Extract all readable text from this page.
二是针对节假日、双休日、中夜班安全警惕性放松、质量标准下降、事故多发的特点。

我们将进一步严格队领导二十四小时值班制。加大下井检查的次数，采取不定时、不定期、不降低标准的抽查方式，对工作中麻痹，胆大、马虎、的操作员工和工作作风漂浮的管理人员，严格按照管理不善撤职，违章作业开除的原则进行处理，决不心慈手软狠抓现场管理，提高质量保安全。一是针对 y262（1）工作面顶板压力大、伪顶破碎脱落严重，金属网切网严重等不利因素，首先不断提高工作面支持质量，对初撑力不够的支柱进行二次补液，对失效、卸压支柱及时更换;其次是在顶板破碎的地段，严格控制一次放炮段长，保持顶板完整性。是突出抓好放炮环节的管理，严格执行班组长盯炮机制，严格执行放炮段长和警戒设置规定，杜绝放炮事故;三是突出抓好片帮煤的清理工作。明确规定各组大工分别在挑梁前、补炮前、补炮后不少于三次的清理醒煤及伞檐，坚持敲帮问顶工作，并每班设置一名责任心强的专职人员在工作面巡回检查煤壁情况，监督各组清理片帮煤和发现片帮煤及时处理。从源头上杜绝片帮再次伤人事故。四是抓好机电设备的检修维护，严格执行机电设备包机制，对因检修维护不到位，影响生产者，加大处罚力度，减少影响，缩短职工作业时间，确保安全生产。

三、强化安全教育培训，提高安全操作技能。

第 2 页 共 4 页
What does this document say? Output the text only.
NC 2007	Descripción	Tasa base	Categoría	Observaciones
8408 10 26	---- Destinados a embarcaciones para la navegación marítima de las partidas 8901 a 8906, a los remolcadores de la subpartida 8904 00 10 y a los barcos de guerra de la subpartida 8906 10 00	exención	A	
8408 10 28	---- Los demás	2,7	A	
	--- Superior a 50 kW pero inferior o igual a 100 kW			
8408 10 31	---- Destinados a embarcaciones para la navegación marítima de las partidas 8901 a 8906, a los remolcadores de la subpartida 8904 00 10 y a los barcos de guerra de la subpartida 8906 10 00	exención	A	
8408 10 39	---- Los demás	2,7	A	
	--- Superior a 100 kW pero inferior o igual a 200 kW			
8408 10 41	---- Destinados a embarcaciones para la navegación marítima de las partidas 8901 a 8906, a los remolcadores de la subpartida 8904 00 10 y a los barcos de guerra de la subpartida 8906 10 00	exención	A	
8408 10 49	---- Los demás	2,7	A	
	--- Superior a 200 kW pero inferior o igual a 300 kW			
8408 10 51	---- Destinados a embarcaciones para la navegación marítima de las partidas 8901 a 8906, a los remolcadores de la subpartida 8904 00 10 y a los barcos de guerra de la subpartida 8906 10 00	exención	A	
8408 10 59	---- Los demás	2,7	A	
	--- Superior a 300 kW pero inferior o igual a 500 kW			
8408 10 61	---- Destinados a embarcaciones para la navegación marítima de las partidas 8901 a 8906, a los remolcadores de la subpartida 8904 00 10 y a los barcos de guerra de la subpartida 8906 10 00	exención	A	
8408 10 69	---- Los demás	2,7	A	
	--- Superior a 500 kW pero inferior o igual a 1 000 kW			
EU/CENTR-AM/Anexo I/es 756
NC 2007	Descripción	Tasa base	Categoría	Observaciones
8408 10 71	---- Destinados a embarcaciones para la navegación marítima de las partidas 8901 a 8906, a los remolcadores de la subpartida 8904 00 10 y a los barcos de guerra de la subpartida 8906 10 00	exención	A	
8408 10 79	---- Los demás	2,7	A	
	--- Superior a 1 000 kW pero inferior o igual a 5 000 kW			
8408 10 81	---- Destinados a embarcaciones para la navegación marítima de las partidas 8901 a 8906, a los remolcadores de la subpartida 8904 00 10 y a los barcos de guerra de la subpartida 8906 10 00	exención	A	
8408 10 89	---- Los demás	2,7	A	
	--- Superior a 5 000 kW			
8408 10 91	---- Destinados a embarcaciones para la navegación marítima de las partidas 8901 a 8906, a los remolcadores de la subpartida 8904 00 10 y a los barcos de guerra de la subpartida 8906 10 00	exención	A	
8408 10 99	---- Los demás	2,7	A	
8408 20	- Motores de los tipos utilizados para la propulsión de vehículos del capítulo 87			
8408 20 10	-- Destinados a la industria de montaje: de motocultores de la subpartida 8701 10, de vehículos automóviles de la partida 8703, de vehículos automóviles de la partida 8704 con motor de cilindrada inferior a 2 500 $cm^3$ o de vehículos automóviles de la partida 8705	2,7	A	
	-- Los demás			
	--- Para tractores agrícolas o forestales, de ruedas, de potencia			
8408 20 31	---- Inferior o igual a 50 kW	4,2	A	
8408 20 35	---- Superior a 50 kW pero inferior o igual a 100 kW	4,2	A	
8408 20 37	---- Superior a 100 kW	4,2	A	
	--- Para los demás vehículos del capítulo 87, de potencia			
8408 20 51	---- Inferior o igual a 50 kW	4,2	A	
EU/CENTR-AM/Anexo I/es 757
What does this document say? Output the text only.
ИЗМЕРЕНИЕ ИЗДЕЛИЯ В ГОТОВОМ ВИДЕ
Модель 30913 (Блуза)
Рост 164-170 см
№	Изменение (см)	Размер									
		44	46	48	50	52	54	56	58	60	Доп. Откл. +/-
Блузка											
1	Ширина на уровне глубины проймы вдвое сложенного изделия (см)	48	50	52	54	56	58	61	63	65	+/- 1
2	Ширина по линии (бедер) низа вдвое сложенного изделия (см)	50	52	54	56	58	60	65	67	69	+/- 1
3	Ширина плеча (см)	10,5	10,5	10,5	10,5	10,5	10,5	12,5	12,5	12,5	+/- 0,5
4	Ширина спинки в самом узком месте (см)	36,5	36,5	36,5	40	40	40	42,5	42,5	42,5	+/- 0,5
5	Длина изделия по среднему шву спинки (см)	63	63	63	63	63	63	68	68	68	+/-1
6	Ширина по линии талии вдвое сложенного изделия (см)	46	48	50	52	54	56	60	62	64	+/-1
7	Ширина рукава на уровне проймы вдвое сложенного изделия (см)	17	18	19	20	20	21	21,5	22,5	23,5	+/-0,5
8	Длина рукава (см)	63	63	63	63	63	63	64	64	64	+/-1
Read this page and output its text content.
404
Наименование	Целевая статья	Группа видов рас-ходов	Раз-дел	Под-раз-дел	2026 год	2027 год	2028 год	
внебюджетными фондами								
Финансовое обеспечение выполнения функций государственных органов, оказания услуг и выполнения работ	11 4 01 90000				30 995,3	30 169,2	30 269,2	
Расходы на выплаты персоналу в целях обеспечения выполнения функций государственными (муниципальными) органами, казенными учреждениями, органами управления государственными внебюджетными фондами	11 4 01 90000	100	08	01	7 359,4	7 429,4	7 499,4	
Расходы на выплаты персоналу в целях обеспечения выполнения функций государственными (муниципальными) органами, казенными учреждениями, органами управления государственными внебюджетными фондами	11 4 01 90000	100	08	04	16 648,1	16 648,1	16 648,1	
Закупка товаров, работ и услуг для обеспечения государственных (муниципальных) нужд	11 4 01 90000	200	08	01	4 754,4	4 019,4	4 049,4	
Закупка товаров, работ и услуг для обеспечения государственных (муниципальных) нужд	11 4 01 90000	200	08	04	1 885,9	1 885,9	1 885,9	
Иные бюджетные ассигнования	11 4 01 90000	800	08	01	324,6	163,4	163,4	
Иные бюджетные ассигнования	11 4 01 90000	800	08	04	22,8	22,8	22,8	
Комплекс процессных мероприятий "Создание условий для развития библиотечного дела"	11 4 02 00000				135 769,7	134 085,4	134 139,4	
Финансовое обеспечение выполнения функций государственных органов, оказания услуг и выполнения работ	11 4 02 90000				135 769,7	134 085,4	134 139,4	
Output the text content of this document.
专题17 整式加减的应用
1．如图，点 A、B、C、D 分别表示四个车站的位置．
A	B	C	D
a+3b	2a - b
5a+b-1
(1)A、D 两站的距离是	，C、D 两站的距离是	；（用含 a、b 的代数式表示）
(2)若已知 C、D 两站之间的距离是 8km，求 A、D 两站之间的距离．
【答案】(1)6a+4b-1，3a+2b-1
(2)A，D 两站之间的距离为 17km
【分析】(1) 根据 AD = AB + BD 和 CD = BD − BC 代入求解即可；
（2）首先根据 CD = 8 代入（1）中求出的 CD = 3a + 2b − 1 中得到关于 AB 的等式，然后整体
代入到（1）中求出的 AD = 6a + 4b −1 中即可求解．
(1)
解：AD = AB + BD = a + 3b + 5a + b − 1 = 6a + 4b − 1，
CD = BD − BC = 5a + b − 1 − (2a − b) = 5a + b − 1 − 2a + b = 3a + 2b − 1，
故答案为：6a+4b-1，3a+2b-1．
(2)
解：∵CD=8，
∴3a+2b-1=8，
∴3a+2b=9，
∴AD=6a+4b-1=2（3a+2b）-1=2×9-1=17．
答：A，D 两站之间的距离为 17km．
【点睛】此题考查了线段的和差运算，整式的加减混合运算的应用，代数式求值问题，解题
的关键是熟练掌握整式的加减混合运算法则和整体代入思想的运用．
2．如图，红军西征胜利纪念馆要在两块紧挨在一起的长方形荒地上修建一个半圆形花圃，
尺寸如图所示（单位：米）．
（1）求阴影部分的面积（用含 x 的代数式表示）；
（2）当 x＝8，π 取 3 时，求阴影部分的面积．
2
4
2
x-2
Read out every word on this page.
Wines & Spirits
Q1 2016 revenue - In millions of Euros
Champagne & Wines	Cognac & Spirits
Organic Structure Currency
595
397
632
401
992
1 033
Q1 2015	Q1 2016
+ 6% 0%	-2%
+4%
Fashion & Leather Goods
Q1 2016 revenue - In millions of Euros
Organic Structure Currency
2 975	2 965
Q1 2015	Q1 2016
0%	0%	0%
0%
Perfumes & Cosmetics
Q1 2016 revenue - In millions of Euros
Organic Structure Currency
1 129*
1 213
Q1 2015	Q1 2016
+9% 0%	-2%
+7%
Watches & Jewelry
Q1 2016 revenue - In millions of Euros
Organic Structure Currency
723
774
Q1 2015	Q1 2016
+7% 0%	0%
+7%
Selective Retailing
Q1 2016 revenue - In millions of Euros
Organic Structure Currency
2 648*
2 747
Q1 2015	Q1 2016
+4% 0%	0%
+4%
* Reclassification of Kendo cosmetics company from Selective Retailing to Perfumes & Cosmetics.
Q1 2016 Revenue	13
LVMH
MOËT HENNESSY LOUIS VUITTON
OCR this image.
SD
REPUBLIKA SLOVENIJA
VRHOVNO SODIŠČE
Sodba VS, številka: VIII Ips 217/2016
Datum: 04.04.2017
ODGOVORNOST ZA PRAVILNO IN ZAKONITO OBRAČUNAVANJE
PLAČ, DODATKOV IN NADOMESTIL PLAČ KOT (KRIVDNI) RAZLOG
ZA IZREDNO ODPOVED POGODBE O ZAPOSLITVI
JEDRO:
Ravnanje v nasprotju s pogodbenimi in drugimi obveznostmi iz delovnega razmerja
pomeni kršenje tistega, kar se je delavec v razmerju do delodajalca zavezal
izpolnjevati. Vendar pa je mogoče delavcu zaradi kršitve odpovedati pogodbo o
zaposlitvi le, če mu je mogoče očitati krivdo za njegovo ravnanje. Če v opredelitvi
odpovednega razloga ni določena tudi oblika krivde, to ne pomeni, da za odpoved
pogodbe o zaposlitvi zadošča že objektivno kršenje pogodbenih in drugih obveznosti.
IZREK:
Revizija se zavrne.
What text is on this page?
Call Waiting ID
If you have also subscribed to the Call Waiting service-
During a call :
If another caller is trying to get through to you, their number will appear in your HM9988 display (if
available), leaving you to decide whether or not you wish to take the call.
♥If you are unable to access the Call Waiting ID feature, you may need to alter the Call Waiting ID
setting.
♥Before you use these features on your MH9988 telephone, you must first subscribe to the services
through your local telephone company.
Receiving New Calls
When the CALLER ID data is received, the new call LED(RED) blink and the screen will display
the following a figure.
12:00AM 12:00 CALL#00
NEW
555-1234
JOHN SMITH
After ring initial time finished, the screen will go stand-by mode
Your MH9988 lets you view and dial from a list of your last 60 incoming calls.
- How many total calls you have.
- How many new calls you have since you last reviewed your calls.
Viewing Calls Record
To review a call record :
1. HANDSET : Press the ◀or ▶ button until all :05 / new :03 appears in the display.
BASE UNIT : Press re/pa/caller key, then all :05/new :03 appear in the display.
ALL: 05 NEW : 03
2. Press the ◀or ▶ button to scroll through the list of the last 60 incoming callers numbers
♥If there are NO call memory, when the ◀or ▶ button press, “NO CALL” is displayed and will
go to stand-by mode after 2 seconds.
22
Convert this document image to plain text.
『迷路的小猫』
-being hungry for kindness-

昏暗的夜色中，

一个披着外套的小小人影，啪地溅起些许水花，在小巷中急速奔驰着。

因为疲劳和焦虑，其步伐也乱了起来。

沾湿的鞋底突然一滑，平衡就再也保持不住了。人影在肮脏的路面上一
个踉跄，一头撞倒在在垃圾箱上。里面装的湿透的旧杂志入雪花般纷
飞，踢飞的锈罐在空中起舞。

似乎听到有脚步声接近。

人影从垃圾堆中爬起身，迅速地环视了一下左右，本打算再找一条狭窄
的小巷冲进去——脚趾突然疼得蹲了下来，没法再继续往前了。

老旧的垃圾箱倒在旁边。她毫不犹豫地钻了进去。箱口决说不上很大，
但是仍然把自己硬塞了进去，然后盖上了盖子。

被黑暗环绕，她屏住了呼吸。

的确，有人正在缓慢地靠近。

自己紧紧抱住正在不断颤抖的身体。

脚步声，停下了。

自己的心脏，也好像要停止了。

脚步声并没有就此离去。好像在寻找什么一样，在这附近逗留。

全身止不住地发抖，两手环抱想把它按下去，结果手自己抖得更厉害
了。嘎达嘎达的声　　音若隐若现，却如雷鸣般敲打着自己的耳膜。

------------

*Work to do*: Scan the material above for the string "бюджетные" and return the lines that hold it.

*Correct output*:
Иные бюджетные ассигнования	11 4 01 90000	800	08	01	324,6	163,4	163,4	
Иные бюджетные ассигнования	11 4 01 90000	800	08	04	22,8	22,8	22,8	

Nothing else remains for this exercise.